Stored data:
↓↓↓
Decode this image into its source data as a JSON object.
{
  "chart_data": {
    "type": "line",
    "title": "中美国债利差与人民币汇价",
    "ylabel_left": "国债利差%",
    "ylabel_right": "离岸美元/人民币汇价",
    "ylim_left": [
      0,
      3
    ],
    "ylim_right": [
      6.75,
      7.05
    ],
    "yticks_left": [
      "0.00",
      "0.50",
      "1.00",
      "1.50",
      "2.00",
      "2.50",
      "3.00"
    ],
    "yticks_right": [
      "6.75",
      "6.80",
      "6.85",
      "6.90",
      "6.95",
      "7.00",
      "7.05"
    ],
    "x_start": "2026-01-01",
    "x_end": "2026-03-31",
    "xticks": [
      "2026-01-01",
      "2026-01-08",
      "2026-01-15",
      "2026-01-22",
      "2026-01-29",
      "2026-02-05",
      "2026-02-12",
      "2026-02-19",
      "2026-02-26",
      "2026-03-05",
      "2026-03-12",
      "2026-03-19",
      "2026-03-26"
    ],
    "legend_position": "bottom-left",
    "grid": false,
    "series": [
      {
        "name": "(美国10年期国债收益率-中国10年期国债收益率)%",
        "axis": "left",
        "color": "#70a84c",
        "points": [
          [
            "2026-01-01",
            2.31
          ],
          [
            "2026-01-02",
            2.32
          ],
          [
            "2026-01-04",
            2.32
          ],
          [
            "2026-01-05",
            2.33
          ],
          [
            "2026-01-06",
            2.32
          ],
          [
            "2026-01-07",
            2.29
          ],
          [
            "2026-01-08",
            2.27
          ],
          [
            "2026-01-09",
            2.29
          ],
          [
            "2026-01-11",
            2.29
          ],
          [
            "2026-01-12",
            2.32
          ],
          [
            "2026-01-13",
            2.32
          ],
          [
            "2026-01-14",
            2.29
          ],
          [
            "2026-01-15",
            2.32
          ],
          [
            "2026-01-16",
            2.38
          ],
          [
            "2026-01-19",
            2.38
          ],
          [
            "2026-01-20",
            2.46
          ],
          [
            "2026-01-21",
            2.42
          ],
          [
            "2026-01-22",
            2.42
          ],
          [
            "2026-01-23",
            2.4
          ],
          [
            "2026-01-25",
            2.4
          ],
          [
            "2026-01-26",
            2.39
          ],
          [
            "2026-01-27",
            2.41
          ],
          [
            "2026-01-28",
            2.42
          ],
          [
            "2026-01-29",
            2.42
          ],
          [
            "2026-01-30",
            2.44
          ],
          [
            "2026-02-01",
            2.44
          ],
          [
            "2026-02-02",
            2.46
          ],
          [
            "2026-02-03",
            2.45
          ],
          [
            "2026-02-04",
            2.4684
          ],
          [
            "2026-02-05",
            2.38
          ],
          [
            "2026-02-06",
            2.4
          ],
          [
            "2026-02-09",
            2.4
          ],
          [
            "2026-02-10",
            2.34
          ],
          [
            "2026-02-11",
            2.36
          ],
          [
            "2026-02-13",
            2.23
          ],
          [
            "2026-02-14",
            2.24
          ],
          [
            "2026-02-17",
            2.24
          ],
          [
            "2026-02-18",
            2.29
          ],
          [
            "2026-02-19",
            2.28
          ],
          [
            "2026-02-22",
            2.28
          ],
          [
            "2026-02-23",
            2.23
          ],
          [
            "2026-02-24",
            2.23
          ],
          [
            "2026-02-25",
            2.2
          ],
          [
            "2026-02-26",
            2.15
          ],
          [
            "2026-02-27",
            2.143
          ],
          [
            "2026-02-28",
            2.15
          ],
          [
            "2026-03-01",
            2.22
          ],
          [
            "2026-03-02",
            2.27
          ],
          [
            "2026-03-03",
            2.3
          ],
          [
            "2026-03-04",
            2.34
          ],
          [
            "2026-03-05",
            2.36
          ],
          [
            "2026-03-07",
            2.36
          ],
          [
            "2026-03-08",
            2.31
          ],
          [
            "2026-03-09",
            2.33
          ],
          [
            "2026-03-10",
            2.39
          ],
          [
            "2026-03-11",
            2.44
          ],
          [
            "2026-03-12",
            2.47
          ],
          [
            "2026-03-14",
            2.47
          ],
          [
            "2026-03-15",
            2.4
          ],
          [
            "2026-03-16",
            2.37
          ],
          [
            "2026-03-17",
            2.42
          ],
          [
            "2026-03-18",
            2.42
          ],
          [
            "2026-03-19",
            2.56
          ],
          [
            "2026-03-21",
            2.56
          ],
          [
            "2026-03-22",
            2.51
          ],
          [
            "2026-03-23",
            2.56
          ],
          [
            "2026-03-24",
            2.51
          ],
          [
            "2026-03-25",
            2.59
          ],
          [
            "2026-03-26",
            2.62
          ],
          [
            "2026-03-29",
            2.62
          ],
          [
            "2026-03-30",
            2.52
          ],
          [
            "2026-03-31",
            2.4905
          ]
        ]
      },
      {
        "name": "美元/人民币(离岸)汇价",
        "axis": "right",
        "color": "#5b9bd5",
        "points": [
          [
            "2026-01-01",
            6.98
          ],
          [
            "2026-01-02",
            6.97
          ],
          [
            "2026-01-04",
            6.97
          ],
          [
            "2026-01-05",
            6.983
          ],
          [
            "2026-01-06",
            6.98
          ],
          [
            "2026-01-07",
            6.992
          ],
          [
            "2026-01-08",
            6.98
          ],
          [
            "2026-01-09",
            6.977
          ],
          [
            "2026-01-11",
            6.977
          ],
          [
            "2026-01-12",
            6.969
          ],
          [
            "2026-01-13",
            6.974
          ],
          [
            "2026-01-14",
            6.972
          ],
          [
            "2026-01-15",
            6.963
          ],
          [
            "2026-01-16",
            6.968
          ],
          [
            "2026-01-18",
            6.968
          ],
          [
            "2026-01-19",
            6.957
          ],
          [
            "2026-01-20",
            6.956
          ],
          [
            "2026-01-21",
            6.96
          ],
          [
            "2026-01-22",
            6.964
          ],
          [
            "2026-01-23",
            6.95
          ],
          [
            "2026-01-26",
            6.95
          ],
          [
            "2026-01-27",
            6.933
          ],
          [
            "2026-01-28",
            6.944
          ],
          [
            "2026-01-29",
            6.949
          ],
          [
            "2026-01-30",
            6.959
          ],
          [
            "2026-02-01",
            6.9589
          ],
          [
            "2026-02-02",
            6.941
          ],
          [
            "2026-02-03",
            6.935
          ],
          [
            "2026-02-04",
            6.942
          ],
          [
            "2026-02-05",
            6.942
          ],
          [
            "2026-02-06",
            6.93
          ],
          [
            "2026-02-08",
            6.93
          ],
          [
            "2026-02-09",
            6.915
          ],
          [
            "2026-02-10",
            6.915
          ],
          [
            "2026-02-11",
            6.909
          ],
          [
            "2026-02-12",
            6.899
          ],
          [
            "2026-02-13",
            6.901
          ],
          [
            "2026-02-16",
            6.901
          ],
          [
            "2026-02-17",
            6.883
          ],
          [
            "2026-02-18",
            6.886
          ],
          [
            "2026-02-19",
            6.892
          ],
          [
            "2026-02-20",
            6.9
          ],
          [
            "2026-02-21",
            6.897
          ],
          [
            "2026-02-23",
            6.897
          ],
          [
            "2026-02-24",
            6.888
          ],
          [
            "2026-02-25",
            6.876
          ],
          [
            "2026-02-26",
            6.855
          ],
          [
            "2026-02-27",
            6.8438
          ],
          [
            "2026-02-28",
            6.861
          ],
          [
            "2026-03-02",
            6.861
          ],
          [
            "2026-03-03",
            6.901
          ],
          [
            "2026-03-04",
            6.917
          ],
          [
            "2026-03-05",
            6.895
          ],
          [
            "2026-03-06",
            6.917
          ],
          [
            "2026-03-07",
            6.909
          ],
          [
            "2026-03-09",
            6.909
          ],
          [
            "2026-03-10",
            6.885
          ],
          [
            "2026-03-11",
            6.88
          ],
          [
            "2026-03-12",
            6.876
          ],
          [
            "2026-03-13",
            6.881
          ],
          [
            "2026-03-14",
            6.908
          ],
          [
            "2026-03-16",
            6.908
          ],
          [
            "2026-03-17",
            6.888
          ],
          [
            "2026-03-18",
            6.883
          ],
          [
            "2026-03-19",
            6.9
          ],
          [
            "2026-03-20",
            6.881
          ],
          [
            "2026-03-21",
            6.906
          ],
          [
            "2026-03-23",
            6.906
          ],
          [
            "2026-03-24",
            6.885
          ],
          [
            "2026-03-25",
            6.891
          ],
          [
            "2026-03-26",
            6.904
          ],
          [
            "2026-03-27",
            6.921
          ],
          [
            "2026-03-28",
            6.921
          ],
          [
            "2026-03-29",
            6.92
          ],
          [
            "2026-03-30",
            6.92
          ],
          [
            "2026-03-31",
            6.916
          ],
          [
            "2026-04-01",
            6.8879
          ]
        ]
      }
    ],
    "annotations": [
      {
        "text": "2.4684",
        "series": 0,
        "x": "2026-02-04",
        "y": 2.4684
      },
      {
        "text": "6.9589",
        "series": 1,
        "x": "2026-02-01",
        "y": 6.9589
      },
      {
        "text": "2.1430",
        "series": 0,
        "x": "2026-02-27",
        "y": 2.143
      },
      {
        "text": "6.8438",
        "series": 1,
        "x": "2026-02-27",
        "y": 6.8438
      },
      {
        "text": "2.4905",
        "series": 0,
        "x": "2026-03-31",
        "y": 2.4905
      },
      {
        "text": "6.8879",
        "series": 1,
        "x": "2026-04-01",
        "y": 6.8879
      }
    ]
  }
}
↑↑↑
## Prompt
Reproduce each line holding the word "text".

## Problem solution
        "text": "2.4684",
        "text": "6.9589",
        "text": "2.1430",
        "text": "6.8438",
        "text": "2.4905",
        "text": "6.8879",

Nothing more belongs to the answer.